_To be done_
In the lines below, find how many contain the word "number" and report that figure alone.
++++
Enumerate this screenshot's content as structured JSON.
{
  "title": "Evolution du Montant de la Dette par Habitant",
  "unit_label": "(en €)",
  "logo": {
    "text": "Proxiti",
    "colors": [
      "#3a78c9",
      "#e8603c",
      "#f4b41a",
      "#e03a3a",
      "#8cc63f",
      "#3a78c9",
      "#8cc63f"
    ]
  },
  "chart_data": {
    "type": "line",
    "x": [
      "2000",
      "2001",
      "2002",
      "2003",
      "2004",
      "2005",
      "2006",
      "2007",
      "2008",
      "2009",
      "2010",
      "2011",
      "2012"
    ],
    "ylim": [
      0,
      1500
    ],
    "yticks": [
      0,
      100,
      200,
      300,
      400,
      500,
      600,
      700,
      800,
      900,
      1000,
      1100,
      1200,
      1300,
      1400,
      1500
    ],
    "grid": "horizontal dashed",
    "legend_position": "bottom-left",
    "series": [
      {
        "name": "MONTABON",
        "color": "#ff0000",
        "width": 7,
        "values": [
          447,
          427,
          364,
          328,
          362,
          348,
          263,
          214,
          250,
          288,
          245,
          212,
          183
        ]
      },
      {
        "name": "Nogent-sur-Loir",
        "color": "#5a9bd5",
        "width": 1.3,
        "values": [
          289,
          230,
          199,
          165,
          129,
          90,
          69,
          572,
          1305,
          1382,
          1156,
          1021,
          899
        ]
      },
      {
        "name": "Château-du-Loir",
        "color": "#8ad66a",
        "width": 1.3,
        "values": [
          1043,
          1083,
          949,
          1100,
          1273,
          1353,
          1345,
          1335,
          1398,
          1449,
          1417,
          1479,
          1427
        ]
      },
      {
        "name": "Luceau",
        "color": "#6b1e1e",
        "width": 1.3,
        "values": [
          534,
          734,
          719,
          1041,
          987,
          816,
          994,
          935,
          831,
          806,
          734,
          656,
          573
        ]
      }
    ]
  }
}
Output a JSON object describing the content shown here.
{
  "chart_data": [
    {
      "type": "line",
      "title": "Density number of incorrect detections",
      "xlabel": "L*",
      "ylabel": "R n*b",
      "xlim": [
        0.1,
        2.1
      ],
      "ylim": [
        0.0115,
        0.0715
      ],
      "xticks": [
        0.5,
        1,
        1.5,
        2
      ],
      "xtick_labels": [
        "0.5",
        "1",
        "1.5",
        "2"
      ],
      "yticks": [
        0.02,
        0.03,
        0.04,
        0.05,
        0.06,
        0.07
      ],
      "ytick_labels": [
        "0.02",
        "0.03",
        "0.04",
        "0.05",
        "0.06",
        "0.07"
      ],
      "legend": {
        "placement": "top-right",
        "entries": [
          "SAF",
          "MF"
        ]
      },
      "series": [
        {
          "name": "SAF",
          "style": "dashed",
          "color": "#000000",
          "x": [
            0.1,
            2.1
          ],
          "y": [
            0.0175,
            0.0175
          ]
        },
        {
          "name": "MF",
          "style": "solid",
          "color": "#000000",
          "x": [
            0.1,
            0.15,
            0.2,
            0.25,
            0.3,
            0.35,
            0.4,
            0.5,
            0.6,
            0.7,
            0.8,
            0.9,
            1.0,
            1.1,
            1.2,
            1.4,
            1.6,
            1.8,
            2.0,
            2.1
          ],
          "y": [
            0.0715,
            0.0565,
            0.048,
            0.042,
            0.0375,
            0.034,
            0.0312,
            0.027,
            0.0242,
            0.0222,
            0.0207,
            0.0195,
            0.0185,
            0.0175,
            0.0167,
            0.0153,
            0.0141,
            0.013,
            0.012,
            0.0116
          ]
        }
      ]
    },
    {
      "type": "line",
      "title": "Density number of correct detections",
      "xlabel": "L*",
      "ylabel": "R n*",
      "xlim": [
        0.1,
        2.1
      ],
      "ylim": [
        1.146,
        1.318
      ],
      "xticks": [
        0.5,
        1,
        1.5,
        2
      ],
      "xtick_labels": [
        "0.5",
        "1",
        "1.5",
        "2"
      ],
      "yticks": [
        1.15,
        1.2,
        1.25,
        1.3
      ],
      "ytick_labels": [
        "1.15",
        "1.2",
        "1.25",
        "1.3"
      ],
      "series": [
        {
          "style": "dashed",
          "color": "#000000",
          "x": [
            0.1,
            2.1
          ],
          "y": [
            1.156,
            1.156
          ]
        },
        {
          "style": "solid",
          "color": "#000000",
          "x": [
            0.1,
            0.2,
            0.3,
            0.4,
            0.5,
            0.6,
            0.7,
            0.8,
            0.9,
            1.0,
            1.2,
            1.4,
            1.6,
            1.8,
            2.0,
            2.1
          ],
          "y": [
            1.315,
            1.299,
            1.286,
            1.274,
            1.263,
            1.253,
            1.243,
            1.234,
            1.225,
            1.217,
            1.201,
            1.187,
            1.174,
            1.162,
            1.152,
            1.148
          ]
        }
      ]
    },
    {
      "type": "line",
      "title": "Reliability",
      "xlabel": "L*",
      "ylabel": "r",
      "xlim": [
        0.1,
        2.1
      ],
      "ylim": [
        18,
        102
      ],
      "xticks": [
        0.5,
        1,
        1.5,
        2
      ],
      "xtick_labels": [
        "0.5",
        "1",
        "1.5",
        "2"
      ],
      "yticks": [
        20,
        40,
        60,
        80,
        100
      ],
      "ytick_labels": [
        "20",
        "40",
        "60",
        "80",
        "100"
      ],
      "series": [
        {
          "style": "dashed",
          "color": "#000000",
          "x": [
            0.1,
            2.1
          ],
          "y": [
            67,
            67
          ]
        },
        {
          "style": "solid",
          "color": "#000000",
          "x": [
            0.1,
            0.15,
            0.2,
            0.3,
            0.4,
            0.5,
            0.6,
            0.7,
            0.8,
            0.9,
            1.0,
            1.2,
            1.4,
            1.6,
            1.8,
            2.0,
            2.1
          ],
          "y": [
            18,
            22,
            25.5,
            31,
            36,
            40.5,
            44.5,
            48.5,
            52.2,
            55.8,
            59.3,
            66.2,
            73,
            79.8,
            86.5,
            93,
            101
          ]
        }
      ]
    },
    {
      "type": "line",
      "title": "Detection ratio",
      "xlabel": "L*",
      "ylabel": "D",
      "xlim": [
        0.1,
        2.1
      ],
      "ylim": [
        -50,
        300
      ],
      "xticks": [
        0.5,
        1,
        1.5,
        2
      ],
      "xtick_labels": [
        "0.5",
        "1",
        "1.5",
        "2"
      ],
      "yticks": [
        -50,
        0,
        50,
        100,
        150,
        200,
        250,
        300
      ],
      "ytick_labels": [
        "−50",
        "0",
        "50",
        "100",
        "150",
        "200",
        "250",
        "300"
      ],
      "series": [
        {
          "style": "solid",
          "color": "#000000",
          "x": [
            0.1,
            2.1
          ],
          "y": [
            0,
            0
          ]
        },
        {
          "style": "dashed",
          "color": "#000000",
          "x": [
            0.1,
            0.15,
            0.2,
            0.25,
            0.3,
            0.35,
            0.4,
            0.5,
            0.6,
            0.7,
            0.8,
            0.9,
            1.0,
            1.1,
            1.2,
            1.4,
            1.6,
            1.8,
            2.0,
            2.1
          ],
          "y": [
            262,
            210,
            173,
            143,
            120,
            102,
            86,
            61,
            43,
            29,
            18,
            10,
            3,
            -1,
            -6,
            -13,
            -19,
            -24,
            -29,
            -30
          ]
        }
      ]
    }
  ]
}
++++
_Solution for this problem_
2